▶ [WORK TASK] Go through the data below and copy each line where the word "several" occurs.

▶ [SUPPLIED MATERIAL]
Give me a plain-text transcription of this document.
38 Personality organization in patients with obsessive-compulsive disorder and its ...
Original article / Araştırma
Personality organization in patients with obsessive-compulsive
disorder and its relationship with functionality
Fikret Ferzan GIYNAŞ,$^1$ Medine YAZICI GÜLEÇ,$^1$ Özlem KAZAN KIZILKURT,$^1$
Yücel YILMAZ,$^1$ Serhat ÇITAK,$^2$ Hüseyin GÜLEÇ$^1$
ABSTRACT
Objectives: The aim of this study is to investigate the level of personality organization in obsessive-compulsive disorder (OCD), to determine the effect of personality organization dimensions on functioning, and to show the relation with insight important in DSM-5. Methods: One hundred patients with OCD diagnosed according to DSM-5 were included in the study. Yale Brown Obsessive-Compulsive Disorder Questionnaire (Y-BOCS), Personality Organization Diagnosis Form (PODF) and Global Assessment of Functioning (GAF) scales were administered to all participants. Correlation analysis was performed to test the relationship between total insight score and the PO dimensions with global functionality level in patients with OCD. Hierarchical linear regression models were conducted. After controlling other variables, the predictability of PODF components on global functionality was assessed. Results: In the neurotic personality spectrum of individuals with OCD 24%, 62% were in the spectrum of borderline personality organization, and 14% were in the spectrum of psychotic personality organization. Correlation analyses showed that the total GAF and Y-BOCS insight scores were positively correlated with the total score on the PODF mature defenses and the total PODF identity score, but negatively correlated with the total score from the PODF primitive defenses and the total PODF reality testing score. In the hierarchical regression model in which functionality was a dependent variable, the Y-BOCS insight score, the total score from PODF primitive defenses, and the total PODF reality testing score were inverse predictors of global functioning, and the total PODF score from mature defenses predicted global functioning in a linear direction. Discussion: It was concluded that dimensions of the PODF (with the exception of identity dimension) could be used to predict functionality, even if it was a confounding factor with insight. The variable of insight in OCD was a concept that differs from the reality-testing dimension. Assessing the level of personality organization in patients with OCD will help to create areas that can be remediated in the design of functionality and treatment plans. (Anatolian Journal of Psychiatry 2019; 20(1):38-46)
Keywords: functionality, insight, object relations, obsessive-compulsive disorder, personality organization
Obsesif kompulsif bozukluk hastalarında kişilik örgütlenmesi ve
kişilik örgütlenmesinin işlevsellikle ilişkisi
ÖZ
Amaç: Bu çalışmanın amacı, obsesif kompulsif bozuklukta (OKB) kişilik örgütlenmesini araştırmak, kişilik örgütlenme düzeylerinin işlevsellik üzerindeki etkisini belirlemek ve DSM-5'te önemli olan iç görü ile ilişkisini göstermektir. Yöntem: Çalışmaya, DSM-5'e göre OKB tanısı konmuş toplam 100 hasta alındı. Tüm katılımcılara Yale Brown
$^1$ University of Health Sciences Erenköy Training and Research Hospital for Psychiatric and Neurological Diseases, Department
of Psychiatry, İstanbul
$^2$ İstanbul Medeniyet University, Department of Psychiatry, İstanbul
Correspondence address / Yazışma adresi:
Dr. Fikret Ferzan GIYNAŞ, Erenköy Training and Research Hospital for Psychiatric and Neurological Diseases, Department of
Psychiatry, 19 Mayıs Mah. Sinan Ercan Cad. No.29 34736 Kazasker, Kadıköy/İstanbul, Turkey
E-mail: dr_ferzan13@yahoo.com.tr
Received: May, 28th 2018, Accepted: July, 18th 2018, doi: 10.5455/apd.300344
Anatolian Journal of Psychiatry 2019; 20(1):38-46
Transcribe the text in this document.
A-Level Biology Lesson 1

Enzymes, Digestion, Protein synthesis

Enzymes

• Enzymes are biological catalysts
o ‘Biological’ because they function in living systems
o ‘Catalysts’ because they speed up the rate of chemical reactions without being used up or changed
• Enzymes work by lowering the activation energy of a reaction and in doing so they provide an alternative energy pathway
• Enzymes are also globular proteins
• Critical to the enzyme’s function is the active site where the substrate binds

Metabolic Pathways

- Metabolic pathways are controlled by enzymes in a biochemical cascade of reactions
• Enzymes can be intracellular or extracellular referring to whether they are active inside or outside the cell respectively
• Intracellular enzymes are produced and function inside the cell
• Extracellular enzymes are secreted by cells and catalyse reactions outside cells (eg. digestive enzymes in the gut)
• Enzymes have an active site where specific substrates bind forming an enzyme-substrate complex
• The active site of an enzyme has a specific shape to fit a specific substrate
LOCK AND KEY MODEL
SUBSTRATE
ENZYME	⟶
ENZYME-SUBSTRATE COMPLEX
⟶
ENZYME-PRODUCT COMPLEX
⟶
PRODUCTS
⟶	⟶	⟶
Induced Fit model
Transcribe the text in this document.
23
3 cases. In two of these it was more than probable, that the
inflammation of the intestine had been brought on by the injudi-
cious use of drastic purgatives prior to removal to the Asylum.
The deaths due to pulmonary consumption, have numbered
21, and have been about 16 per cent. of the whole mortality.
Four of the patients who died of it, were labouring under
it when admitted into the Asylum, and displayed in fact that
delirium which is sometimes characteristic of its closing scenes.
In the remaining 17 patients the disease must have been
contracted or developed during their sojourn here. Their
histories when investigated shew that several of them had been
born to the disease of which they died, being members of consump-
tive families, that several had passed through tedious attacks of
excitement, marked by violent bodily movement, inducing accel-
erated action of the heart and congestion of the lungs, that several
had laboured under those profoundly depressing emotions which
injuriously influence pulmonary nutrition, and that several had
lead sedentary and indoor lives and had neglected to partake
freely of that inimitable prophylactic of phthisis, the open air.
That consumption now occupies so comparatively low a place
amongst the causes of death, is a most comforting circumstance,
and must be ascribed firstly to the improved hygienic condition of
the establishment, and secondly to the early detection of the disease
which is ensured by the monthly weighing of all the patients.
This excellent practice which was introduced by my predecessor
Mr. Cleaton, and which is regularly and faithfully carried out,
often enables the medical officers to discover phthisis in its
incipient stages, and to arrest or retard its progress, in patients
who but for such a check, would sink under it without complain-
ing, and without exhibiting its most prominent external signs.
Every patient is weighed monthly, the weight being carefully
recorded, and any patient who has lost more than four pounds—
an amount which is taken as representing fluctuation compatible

▶ [ANSWER SECTION]
histories when investigated shew that several of them had been
tive families, that several had passed through tedious attacks of
erated action of the heart and congestion of the lungs, that several
injuriously influence pulmonary nutrition, and that several had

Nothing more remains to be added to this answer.